Stored items
- - -

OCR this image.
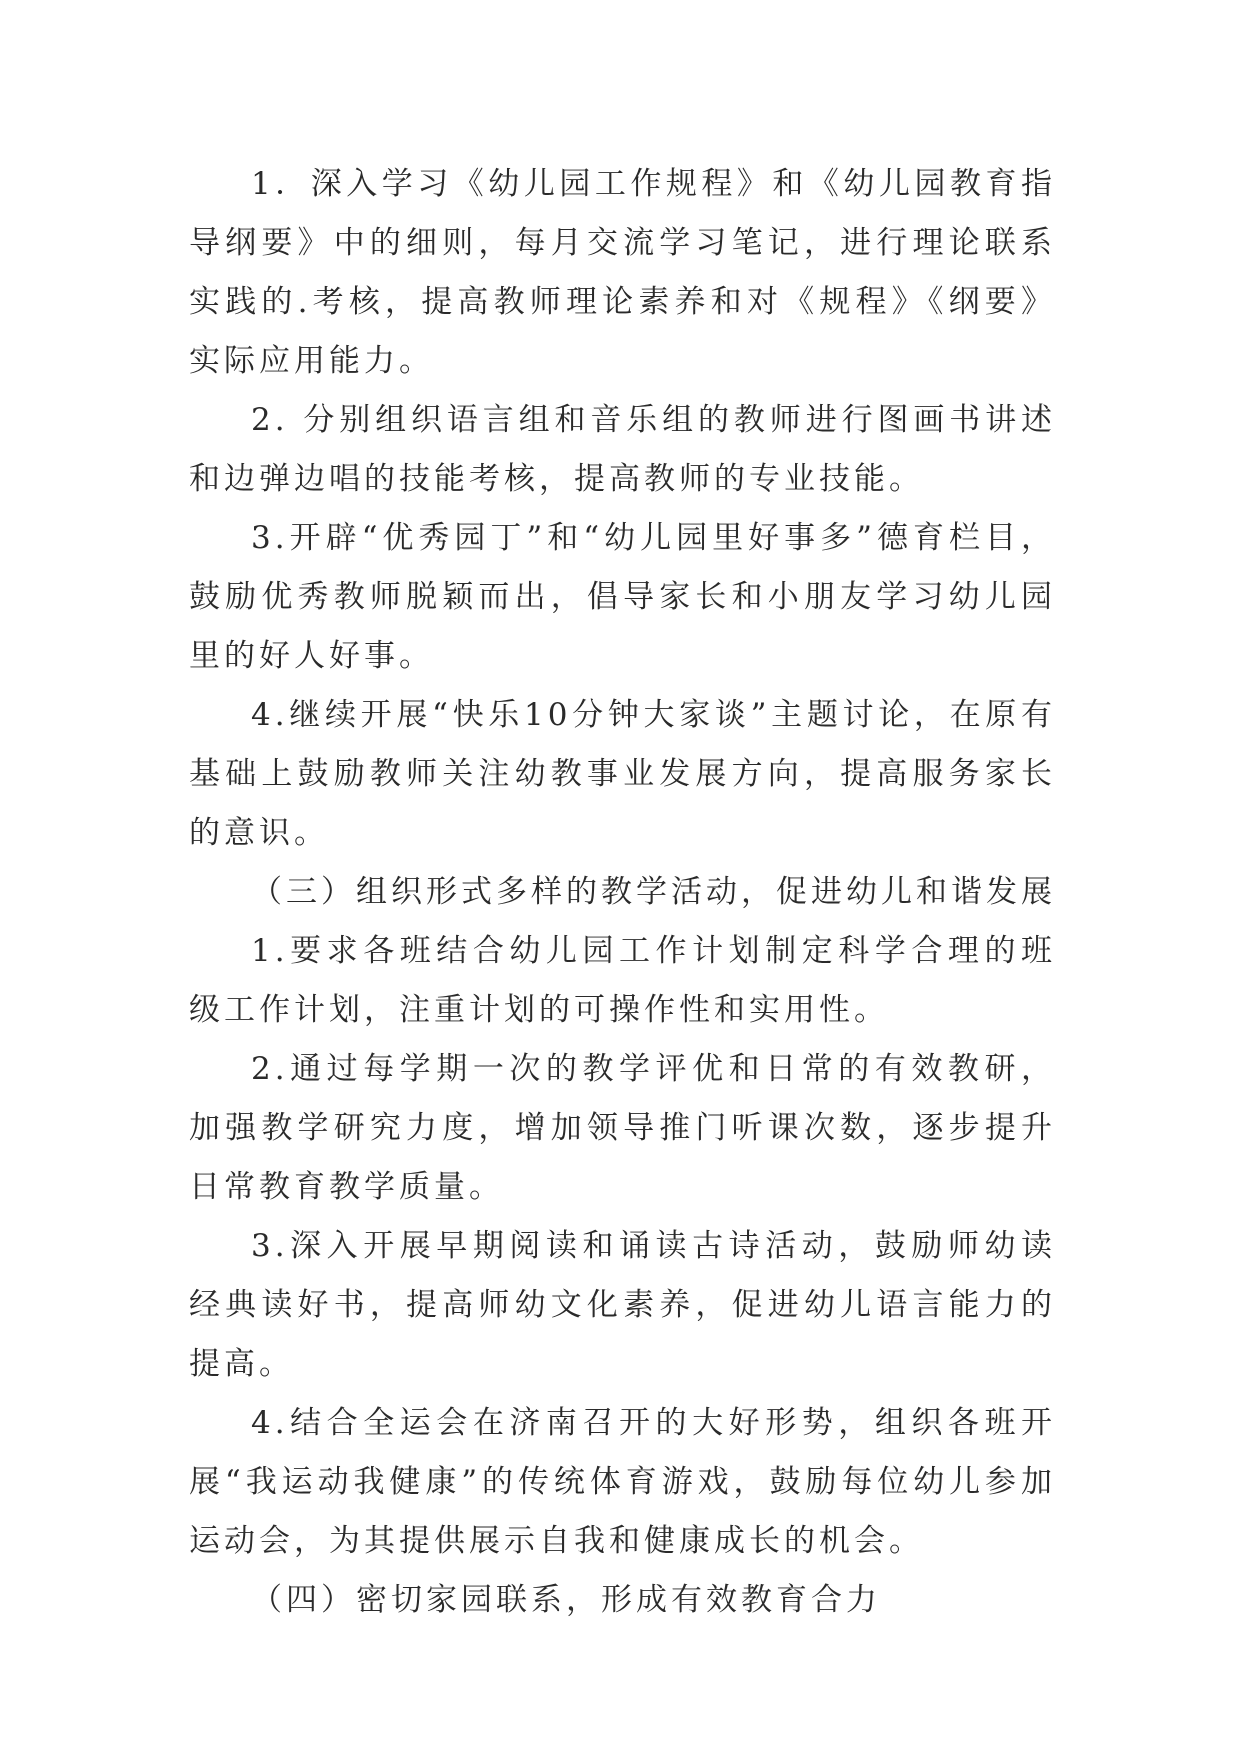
1．深入学习《幼儿园工作规程》和《幼儿园教育指导纲要》中的细则，每月交流学习笔记，进行理论联系实践的.考核，提高教师理论素养和对《规程》《纲要》实际应用能力。

2. 分别组织语言组和音乐组的教师进行图画书讲述和边弹边唱的技能考核，提高教师的专业技能。

3.开辟“优秀园丁”和“幼儿园里好事多”德育栏目，鼓励优秀教师脱颖而出，倡导家长和小朋友学习幼儿园里的好人好事。

4.继续开展“快乐10分钟大家谈”主题讨论，在原有基础上鼓励教师关注幼教事业发展方向，提高服务家长的意识。

（三）组织形式多样的教学活动，促进幼儿和谐发展

1.要求各班结合幼儿园工作计划制定科学合理的班级工作计划，注重计划的可操作性和实用性。

2.通过每学期一次的教学评优和日常的有效教研，加强教学研究力度，增加领导推门听课次数，逐步提升日常教育教学质量。

3.深入开展早期阅读和诵读古诗活动，鼓励师幼读经典读好书，提高师幼文化素养，促进幼儿语言能力的提高。

4.结合全运会在济南召开的大好形势，组织各班开展“我运动我健康”的传统体育游戏，鼓励每位幼儿参加运动会，为其提供展示自我和健康成长的机会。

（四）密切家园联系，形成有效教育合力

- - -

### Exercise requirements
Quote every line of the records above exactly; no picture is to be copied.

### The output
OCR this image.
1．深入学习《幼儿园工作规程》和《幼儿园教育指导纲要》中的细则，每月交流学习笔记，进行理论联系实践的.考核，提高教师理论素养和对《规程》《纲要》实际应用能力。

2. 分别组织语言组和音乐组的教师进行图画书讲述和边弹边唱的技能考核，提高教师的专业技能。

3.开辟“优秀园丁”和“幼儿园里好事多”德育栏目，鼓励优秀教师脱颖而出，倡导家长和小朋友学习幼儿园里的好人好事。

4.继续开展“快乐10分钟大家谈”主题讨论，在原有基础上鼓励教师关注幼教事业发展方向，提高服务家长的意识。

（三）组织形式多样的教学活动，促进幼儿和谐发展

1.要求各班结合幼儿园工作计划制定科学合理的班级工作计划，注重计划的可操作性和实用性。

2.通过每学期一次的教学评优和日常的有效教研，加强教学研究力度，增加领导推门听课次数，逐步提升日常教育教学质量。

3.深入开展早期阅读和诵读古诗活动，鼓励师幼读经典读好书，提高师幼文化素养，促进幼儿语言能力的提高。

4.结合全运会在济南召开的大好形势，组织各班开展“我运动我健康”的传统体育游戏，鼓励每位幼儿参加运动会，为其提供展示自我和健康成长的机会。

（四）密切家园联系，形成有效教育合力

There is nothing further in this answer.